--- Provided information ---
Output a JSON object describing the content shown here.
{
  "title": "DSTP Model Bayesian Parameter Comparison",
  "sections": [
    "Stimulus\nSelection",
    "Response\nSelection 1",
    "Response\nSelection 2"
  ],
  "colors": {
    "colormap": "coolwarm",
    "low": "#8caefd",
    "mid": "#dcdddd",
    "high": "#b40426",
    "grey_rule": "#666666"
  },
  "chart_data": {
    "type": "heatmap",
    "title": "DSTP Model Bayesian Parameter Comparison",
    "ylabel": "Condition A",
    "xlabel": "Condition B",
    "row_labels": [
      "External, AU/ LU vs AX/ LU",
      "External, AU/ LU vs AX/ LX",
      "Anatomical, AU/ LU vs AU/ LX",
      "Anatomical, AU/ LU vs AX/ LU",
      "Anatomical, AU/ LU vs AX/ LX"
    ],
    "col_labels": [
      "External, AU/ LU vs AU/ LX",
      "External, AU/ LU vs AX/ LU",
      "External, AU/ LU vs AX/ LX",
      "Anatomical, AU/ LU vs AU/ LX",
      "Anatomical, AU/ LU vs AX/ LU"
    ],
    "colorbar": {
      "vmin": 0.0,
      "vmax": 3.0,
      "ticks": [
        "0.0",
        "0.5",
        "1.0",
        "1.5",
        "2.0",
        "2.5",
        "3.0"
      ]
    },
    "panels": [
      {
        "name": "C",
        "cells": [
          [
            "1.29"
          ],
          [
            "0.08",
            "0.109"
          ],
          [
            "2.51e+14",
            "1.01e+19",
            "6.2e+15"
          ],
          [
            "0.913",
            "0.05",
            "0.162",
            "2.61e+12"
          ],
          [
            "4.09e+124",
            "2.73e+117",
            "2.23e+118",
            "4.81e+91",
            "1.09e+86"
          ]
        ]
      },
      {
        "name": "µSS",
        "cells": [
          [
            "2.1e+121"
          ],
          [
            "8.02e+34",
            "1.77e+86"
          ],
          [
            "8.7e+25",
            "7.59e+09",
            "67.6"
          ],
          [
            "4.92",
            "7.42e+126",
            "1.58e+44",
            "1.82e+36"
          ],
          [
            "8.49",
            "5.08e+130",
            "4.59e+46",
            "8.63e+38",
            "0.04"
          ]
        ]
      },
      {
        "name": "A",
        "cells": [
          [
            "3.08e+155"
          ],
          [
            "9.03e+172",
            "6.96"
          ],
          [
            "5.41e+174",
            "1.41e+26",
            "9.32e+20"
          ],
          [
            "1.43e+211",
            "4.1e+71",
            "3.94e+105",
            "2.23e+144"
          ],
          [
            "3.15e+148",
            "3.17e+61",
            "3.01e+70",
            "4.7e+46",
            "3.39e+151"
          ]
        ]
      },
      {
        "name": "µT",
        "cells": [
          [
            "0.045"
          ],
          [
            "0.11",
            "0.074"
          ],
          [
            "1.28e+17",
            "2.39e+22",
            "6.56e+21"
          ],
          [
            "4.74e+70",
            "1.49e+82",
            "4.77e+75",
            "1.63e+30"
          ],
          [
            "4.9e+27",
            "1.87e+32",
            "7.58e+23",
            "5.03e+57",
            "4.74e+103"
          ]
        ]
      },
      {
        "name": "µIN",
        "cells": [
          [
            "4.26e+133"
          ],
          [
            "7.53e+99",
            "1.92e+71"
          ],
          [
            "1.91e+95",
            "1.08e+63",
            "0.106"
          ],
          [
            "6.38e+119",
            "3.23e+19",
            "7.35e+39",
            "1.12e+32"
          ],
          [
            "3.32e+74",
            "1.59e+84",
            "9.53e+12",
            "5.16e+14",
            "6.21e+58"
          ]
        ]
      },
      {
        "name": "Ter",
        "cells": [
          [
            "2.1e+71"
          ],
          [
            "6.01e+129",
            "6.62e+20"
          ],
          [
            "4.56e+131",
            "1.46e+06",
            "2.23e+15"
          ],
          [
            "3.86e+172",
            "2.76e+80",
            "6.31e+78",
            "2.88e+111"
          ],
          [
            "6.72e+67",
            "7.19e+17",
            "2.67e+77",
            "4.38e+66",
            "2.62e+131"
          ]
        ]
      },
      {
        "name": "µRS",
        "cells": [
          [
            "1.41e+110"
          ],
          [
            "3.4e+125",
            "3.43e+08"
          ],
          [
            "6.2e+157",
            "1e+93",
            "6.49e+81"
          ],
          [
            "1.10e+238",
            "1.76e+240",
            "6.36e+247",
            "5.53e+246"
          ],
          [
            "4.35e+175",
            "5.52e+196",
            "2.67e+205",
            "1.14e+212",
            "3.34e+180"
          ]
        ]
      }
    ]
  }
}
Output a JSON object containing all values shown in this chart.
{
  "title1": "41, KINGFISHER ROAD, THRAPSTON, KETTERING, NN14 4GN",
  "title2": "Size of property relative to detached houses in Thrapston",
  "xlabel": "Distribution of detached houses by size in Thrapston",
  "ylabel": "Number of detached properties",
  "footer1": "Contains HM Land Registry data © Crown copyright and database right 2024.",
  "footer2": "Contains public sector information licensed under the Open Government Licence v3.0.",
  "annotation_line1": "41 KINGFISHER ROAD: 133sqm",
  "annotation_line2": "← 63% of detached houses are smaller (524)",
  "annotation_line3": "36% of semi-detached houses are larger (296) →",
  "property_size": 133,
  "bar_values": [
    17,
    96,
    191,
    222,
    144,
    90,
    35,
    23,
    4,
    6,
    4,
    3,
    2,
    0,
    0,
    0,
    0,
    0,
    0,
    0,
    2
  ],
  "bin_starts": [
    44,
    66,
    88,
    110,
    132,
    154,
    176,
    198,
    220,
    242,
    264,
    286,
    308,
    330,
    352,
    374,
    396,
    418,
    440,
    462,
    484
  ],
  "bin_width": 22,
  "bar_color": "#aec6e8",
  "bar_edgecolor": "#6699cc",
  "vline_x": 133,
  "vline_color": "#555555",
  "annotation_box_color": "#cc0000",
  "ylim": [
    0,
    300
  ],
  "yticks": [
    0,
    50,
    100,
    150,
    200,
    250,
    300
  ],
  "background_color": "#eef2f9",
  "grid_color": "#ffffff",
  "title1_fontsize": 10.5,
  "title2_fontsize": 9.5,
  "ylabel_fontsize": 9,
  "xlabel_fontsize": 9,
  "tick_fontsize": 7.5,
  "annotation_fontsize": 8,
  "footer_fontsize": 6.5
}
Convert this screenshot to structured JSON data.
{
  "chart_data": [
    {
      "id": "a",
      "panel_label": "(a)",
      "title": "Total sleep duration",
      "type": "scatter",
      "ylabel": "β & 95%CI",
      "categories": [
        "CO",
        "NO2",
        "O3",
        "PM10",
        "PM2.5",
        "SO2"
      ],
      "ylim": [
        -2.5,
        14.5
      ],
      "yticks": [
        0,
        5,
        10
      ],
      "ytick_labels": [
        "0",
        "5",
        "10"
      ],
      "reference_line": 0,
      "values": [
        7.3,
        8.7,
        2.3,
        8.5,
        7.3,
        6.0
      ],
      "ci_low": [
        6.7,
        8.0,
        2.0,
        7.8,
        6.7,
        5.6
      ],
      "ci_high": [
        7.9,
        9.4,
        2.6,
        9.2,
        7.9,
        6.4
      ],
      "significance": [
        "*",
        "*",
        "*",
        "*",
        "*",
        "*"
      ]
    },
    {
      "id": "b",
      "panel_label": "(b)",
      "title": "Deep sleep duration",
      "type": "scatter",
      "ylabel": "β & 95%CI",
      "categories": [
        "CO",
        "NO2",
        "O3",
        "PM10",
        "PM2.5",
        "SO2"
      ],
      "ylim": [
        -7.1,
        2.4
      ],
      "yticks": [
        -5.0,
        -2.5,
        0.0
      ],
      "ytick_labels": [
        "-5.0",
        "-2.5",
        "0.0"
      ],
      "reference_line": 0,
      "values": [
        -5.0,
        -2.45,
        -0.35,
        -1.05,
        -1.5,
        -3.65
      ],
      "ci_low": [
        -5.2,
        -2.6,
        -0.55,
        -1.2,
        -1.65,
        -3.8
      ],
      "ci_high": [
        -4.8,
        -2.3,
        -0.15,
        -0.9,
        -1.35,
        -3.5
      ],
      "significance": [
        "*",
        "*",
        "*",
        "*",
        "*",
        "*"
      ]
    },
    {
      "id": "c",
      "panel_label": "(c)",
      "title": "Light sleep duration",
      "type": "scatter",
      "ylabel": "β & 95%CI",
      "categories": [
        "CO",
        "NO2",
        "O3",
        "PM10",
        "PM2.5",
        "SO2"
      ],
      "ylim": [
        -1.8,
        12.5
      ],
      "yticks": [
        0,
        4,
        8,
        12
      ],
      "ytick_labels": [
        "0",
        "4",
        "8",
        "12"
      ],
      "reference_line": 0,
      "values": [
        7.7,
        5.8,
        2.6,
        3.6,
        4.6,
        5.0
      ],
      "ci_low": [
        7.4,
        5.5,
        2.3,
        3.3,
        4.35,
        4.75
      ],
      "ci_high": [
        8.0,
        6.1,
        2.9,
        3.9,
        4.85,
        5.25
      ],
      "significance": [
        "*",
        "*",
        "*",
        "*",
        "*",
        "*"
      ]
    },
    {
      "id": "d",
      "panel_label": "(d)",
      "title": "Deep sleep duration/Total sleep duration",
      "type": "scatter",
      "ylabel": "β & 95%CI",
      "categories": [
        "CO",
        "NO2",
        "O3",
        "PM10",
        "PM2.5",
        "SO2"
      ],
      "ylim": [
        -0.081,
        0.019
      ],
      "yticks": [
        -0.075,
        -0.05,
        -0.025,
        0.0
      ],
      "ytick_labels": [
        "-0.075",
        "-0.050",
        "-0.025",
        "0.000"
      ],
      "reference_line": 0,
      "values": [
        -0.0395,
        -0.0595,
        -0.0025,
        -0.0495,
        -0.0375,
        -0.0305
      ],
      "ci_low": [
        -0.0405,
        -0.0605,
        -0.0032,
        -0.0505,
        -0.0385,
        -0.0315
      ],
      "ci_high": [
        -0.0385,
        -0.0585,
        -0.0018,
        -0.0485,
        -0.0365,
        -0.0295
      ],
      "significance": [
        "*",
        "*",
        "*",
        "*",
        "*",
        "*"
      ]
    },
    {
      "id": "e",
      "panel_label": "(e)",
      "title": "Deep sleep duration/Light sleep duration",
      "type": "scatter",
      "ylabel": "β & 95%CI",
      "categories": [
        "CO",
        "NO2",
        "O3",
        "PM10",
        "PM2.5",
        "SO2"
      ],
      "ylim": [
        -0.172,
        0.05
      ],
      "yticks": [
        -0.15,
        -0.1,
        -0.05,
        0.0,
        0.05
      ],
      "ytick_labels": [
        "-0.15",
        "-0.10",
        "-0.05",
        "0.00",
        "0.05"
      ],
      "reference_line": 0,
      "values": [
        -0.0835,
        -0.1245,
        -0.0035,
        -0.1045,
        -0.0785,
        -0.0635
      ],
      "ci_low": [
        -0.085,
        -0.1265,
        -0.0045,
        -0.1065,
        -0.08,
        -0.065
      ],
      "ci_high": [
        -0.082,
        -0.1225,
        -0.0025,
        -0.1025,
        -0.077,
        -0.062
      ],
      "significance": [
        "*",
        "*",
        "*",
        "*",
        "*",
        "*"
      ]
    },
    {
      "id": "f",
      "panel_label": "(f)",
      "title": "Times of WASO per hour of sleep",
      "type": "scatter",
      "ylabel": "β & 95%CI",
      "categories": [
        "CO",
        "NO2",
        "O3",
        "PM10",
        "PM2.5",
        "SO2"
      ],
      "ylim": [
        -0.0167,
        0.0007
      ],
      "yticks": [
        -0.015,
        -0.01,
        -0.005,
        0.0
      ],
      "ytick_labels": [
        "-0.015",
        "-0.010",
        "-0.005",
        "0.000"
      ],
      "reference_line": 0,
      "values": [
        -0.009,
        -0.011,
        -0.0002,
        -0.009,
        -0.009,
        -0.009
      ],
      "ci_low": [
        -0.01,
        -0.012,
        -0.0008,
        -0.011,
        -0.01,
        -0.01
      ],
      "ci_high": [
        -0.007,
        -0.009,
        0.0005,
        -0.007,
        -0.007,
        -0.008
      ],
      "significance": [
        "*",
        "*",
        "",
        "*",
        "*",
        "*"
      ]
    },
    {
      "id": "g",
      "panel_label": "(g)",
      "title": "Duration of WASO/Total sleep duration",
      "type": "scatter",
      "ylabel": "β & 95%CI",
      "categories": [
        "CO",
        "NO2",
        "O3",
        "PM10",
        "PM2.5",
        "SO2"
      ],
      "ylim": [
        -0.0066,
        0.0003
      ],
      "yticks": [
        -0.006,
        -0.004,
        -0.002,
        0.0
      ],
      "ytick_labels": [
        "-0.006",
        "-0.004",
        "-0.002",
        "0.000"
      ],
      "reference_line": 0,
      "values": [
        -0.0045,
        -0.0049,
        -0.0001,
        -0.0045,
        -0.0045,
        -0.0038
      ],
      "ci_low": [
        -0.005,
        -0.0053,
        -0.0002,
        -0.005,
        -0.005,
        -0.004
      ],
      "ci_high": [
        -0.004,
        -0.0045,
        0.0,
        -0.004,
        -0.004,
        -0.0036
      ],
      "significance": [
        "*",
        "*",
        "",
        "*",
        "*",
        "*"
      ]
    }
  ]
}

--- Exercise requirements ---
Give only the number of lines in the records that contain the string "WASO".

--- Problem solution ---
2